Transcribe all the records with complete accuracy.
-- START OF Material supplied --
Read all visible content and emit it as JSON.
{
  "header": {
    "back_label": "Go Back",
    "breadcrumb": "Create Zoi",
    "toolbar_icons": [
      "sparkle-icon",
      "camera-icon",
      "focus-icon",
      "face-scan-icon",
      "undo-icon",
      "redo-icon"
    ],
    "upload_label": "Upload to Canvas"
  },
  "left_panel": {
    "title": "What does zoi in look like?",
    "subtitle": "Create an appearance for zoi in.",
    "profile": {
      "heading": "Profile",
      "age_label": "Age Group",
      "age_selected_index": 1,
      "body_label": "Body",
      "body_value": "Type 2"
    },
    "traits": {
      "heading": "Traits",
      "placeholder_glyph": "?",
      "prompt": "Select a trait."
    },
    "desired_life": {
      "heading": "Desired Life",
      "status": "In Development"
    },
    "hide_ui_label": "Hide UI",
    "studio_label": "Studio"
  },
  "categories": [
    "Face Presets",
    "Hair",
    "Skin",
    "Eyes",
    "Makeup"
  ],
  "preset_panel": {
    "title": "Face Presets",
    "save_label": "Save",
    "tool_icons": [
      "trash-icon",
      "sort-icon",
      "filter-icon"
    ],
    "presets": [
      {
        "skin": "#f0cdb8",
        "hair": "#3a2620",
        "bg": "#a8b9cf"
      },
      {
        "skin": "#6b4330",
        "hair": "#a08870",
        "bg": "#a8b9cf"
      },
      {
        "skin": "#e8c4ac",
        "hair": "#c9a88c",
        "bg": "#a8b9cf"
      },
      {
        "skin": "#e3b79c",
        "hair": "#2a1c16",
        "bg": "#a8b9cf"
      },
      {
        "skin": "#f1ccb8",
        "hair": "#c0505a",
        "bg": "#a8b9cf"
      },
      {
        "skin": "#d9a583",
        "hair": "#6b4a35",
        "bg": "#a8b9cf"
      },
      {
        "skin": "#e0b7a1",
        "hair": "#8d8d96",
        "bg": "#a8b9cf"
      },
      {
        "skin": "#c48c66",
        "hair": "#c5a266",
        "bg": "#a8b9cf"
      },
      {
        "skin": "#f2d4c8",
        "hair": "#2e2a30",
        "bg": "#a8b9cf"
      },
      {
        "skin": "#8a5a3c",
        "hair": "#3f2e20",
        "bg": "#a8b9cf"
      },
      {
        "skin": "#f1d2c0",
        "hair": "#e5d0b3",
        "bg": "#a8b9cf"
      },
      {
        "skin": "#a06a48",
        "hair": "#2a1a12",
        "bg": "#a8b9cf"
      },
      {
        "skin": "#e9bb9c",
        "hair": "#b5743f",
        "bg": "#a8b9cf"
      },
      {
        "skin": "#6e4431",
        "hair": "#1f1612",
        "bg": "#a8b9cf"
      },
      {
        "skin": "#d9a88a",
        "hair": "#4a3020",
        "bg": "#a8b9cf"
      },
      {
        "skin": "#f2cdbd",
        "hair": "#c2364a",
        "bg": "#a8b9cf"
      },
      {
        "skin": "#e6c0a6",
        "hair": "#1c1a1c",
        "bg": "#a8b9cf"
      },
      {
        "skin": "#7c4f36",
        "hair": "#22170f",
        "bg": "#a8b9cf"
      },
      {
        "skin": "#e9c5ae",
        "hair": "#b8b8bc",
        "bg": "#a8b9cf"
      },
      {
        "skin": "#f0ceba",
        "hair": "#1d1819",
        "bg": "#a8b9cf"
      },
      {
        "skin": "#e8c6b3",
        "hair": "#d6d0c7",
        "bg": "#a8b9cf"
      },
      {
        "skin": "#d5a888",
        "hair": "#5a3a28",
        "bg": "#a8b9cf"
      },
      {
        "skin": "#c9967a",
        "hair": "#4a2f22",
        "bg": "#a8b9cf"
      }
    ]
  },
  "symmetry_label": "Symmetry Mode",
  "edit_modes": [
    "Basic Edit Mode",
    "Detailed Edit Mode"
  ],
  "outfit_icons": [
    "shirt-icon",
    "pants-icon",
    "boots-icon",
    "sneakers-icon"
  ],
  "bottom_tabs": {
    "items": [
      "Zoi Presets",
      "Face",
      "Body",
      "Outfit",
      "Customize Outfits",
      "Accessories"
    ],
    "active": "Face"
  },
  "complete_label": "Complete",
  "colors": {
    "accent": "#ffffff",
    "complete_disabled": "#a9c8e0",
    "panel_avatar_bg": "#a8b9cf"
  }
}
-- END OF Material supplied --
Result for this task:
Read all visible content and emit it as JSON.
{
  "header": {
    "back_label": "Go Back",
    "breadcrumb": "Create Zoi",
    "toolbar_icons": [
      "sparkle-icon",
      "camera-icon",
      "focus-icon",
      "face-scan-icon",
      "undo-icon",
      "redo-icon"
    ],
    "upload_label": "Upload to Canvas"
  },
  "left_panel": {
    "title": "What does zoi in look like?",
    "subtitle": "Create an appearance for zoi in.",
    "profile": {
      "heading": "Profile",
      "age_label": "Age Group",
      "age_selected_index": 1,
      "body_label": "Body",
      "body_value": "Type 2"
    },
    "traits": {
      "heading": "Traits",
      "placeholder_glyph": "?",
      "prompt": "Select a trait."
    },
    "desired_life": {
      "heading": "Desired Life",
      "status": "In Development"
    },
    "hide_ui_label": "Hide UI",
    "studio_label": "Studio"
  },
  "categories": [
    "Face Presets",
    "Hair",
    "Skin",
    "Eyes",
    "Makeup"
  ],
  "preset_panel": {
    "title": "Face Presets",
    "save_label": "Save",
    "tool_icons": [
      "trash-icon",
      "sort-icon",
      "filter-icon"
    ],
    "presets": [
      {
        "skin": "#f0cdb8",
        "hair": "#3a2620",
        "bg": "#a8b9cf"
      },
      {
        "skin": "#6b4330",
        "hair": "#a08870",
        "bg": "#a8b9cf"
      },
      {
        "skin": "#e8c4ac",
        "hair": "#c9a88c",
        "bg": "#a8b9cf"
      },
      {
        "skin": "#e3b79c",
        "hair": "#2a1c16",
        "bg": "#a8b9cf"
      },
      {
        "skin": "#f1ccb8",
        "hair": "#c0505a",
        "bg": "#a8b9cf"
      },
      {
        "skin": "#d9a583",
        "hair": "#6b4a35",
        "bg": "#a8b9cf"
      },
      {
        "skin": "#e0b7a1",
        "hair": "#8d8d96",
        "bg": "#a8b9cf"
      },
      {
        "skin": "#c48c66",
        "hair": "#c5a266",
        "bg": "#a8b9cf"
      },
      {
        "skin": "#f2d4c8",
        "hair": "#2e2a30",
        "bg": "#a8b9cf"
      },
      {
        "skin": "#8a5a3c",
        "hair": "#3f2e20",
        "bg": "#a8b9cf"
      },
      {
        "skin": "#f1d2c0",
        "hair": "#e5d0b3",
        "bg": "#a8b9cf"
      },
      {
        "skin": "#a06a48",
        "hair": "#2a1a12",
        "bg": "#a8b9cf"
      },
      {
        "skin": "#e9bb9c",
        "hair": "#b5743f",
        "bg": "#a8b9cf"
      },
      {
        "skin": "#6e4431",
        "hair": "#1f1612",
        "bg": "#a8b9cf"
      },
      {
        "skin": "#d9a88a",
        "hair": "#4a3020",
        "bg": "#a8b9cf"
      },
      {
        "skin": "#f2cdbd",
        "hair": "#c2364a",
        "bg": "#a8b9cf"
      },
      {
        "skin": "#e6c0a6",
        "hair": "#1c1a1c",
        "bg": "#a8b9cf"
      },
      {
        "skin": "#7c4f36",
        "hair": "#22170f",
        "bg": "#a8b9cf"
      },
      {
        "skin": "#e9c5ae",
        "hair": "#b8b8bc",
        "bg": "#a8b9cf"
      },
      {
        "skin": "#f0ceba",
        "hair": "#1d1819",
        "bg": "#a8b9cf"
      },
      {
        "skin": "#e8c6b3",
        "hair": "#d6d0c7",
        "bg": "#a8b9cf"
      },
      {
        "skin": "#d5a888",
        "hair": "#5a3a28",
        "bg": "#a8b9cf"
      },
      {
        "skin": "#c9967a",
        "hair": "#4a2f22",
        "bg": "#a8b9cf"
      }
    ]
  },
  "symmetry_label": "Symmetry Mode",
  "edit_modes": [
    "Basic Edit Mode",
    "Detailed Edit Mode"
  ],
  "outfit_icons": [
    "shirt-icon",
    "pants-icon",
    "boots-icon",
    "sneakers-icon"
  ],
  "bottom_tabs": {
    "items": [
      "Zoi Presets",
      "Face",
      "Body",
      "Outfit",
      "Customize Outfits",
      "Accessories"
    ],
    "active": "Face"
  },
  "complete_label": "Complete",
  "colors": {
    "accent": "#ffffff",
    "complete_disabled": "#a9c8e0",
    "panel_avatar_bg": "#a8b9cf"
  }
}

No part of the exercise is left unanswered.